**TASK DESCRIPTION**
Omit all pictures. Copy the rest of the material exactly.

**SOURCE RECORDS**
+ + +
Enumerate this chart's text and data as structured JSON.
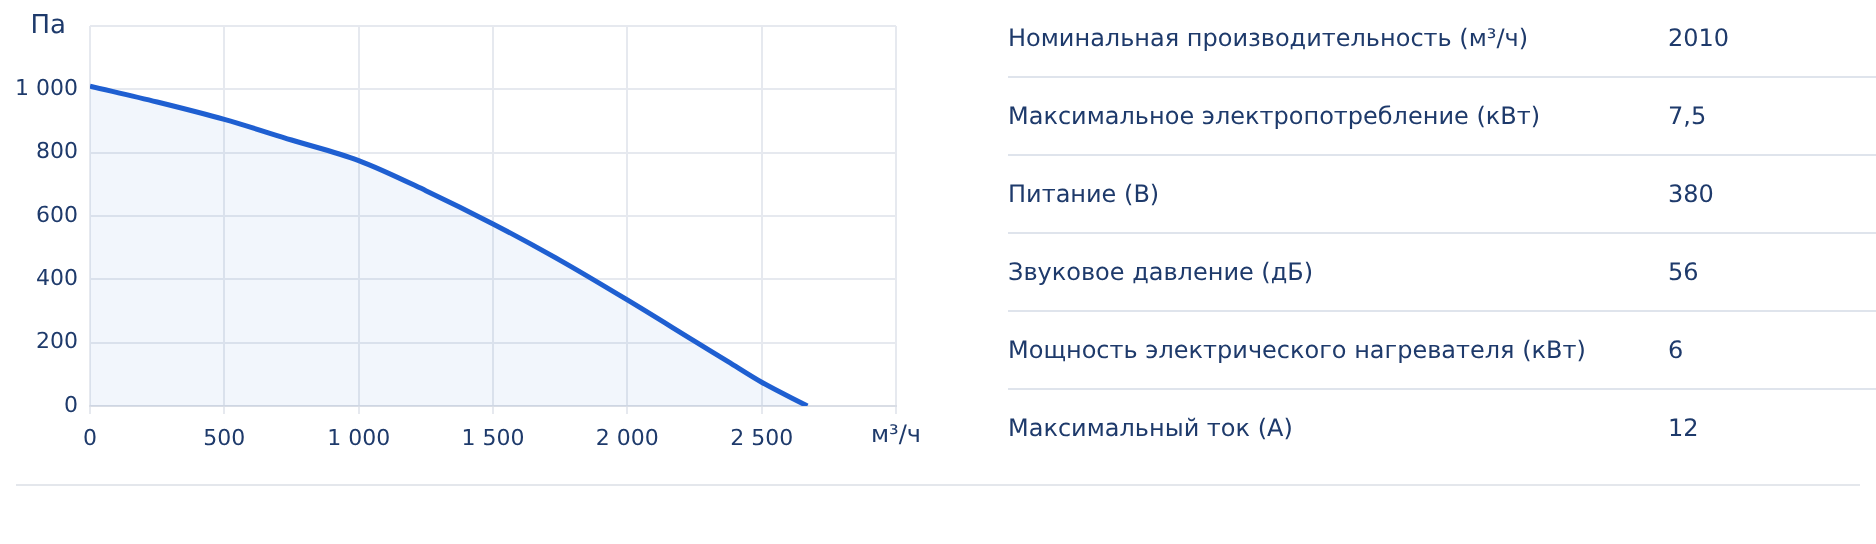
{
  "chart_data": [
    {
      "type": "area",
      "ylabel": "Па",
      "xlabel": "м³/ч",
      "x": [
        0,
        250,
        500,
        750,
        1000,
        1250,
        1500,
        1750,
        2000,
        2250,
        2375,
        2500,
        2670
      ],
      "series": [
        {
          "color": "#1f5fd1",
          "values": [
            1010,
            960,
            905,
            840,
            775,
            680,
            575,
            460,
            335,
            205,
            140,
            75,
            0
          ]
        }
      ],
      "xlim": [
        0,
        3000
      ],
      "xticks": [
        0,
        500,
        {
          "value": 1000,
          "label": "1 000"
        },
        {
          "value": 1500,
          "label": "1 500"
        },
        {
          "value": 2000,
          "label": "2 000"
        },
        {
          "value": 2500,
          "label": "2 500"
        },
        {
          "value": 3000,
          "label": null
        }
      ],
      "ylim": [
        0,
        1200
      ],
      "yticks": [
        0,
        200,
        400,
        600,
        800,
        {
          "value": 1000,
          "label": "1 000"
        },
        {
          "value": 1200,
          "label": null
        }
      ],
      "grid": true,
      "legend": false,
      "marker": "none",
      "line_style": "solid"
    },
    {
      "type": "other",
      "annotations": [
        "Номинальная производительность (м³/ч)",
        "2010",
        "Максимальное электропотребление (кВт)",
        "7,5",
        "Питание (В)",
        "380",
        "Звуковое давление (дБ)",
        "56",
        "Мощность электрического нагревателя (кВт)",
        "6",
        "Максимальный ток (А)",
        "12"
      ]
    }
  ]
}
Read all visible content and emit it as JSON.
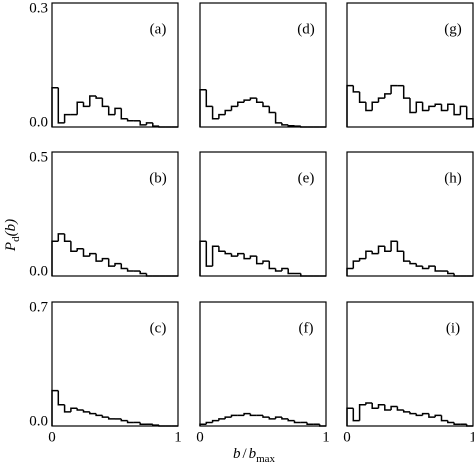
+ + +
**WRITTEN ANSWER**
Enumerate this chart's text and data as structured JSON.
{
  "chart_data": [
    {
      "type": "area",
      "ylabel": "Па",
      "xlabel": "м³/ч",
      "x": [
        0,
        250,
        500,
        750,
        1000,
        1250,
        1500,
        1750,
        2000,
        2250,
        2375,
        2500,
        2670
      ],
      "series": [
        {
          "color": "#1f5fd1",
          "values": [
            1010,
            960,
            905,
            840,
            775,
            680,
            575,
            460,
            335,
            205,
            140,
            75,
            0
          ]
        }
      ],
      "xlim": [
        0,
        3000
      ],
      "xticks": [
        0,
        500,
        {
          "value": 1000,
          "label": "1 000"
        },
        {
          "value": 1500,
          "label": "1 500"
        },
        {
          "value": 2000,
          "label": "2 000"
        },
        {
          "value": 2500,
          "label": "2 500"
        },
        {
          "value": 3000,
          "label": null
        }
      ],
      "ylim": [
        0,
        1200
      ],
      "yticks": [
        0,
        200,
        400,
        600,
        800,
        {
          "value": 1000,
          "label": "1 000"
        },
        {
          "value": 1200,
          "label": null
        }
      ],
      "grid": true,
      "legend": false,
      "marker": "none",
      "line_style": "solid"
    },
    {
      "type": "other",
      "annotations": [
        "Номинальная производительность (м³/ч)",
        "2010",
        "Максимальное электропотребление (кВт)",
        "7,5",
        "Питание (В)",
        "380",
        "Звуковое давление (дБ)",
        "56",
        "Мощность электрического нагревателя (кВт)",
        "6",
        "Максимальный ток (А)",
        "12"
      ]
    }
  ]
}
Read all visible content and emit it as JSON.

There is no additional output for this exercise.